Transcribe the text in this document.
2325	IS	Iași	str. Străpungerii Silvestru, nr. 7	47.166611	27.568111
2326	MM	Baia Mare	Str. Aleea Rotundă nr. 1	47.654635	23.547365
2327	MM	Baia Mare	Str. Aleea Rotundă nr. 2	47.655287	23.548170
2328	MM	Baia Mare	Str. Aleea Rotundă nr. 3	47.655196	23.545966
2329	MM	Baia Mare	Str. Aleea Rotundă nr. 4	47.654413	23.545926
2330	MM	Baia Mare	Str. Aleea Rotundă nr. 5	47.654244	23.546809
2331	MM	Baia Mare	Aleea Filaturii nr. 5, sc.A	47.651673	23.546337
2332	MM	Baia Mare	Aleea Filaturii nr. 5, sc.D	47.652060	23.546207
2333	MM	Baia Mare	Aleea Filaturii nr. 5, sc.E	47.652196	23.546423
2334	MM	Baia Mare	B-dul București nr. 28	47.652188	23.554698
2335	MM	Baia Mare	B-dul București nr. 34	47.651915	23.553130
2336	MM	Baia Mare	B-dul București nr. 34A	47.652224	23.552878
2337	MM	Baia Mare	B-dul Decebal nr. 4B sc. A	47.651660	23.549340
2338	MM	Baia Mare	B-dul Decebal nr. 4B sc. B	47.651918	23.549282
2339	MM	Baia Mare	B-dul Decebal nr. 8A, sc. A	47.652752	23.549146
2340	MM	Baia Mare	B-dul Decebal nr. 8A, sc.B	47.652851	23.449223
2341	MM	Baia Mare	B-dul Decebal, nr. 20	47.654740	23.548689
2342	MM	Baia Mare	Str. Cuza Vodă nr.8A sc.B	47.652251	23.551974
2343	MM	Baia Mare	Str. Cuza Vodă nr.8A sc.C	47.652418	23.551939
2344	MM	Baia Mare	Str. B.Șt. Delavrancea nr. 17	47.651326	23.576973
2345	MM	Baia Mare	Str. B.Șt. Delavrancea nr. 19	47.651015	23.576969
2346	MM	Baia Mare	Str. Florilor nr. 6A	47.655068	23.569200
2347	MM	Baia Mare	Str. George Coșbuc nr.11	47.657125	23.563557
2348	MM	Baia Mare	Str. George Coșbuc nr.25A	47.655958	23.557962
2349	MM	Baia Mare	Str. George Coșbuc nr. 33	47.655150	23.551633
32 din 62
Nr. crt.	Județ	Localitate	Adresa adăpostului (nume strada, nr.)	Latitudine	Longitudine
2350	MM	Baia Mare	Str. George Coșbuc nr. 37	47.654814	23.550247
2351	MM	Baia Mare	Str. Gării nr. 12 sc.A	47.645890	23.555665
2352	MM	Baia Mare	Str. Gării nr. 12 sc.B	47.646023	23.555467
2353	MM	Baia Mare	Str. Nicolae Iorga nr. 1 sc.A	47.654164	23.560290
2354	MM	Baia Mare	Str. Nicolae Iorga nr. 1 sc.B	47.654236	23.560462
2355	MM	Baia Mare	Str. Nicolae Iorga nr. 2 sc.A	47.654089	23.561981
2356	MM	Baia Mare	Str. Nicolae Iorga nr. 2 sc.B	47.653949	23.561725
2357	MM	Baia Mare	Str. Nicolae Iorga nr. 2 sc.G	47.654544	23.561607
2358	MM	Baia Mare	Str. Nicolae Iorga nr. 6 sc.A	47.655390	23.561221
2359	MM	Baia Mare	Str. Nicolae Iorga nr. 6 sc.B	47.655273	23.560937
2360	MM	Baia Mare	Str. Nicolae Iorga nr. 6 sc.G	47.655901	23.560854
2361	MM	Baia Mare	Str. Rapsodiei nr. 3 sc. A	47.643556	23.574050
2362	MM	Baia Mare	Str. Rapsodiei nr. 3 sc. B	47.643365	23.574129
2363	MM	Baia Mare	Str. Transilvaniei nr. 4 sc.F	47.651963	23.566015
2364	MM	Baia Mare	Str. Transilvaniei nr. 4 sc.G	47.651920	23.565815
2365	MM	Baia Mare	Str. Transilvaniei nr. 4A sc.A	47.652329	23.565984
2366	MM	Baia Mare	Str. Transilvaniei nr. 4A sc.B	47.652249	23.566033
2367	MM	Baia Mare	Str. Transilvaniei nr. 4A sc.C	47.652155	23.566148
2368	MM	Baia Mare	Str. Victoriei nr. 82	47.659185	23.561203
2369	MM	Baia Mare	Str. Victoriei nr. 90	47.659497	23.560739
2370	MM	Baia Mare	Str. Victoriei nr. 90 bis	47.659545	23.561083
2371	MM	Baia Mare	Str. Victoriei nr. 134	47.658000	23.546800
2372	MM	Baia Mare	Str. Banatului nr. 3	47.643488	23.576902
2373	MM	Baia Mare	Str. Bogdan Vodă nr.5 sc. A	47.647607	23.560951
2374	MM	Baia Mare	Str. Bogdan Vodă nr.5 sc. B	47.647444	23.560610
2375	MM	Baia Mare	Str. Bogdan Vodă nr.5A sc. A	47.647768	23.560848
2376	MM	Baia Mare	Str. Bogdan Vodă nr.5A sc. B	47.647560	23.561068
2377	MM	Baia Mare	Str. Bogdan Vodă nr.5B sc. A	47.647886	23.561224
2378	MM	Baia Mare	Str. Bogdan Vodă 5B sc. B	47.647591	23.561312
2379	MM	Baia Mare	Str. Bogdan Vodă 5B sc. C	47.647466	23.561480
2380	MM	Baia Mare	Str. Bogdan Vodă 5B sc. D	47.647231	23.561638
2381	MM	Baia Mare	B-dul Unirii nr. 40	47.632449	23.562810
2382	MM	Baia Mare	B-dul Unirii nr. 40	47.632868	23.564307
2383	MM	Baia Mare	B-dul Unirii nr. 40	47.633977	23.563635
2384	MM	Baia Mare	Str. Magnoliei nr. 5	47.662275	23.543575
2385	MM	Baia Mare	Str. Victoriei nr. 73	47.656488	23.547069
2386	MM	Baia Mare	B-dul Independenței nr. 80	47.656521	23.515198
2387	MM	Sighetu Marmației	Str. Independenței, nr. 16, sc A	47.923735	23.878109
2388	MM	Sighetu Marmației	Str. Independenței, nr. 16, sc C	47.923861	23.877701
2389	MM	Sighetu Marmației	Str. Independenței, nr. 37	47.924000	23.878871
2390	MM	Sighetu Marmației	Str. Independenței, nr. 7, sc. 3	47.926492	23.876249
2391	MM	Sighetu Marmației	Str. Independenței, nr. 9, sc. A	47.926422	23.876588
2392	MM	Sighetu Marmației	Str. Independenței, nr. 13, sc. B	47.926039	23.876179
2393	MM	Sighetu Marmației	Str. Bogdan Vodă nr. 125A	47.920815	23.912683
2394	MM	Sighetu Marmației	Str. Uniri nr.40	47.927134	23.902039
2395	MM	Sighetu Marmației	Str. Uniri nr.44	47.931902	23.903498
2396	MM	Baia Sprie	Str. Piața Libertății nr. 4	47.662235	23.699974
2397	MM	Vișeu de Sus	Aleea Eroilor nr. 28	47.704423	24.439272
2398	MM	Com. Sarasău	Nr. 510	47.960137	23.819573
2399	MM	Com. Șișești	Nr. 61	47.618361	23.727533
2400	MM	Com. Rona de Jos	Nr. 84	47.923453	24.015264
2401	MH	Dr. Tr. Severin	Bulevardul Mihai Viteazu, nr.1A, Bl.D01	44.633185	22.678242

REQUIRED TASK:
Look through the listing and extract every line with "Gării" in it.

RESULT:
2351	MM	Baia Mare	Str. Gării nr. 12 sc.A	47.645890	23.555665
2352	MM	Baia Mare	Str. Gării nr. 12 sc.B	47.646023	23.555467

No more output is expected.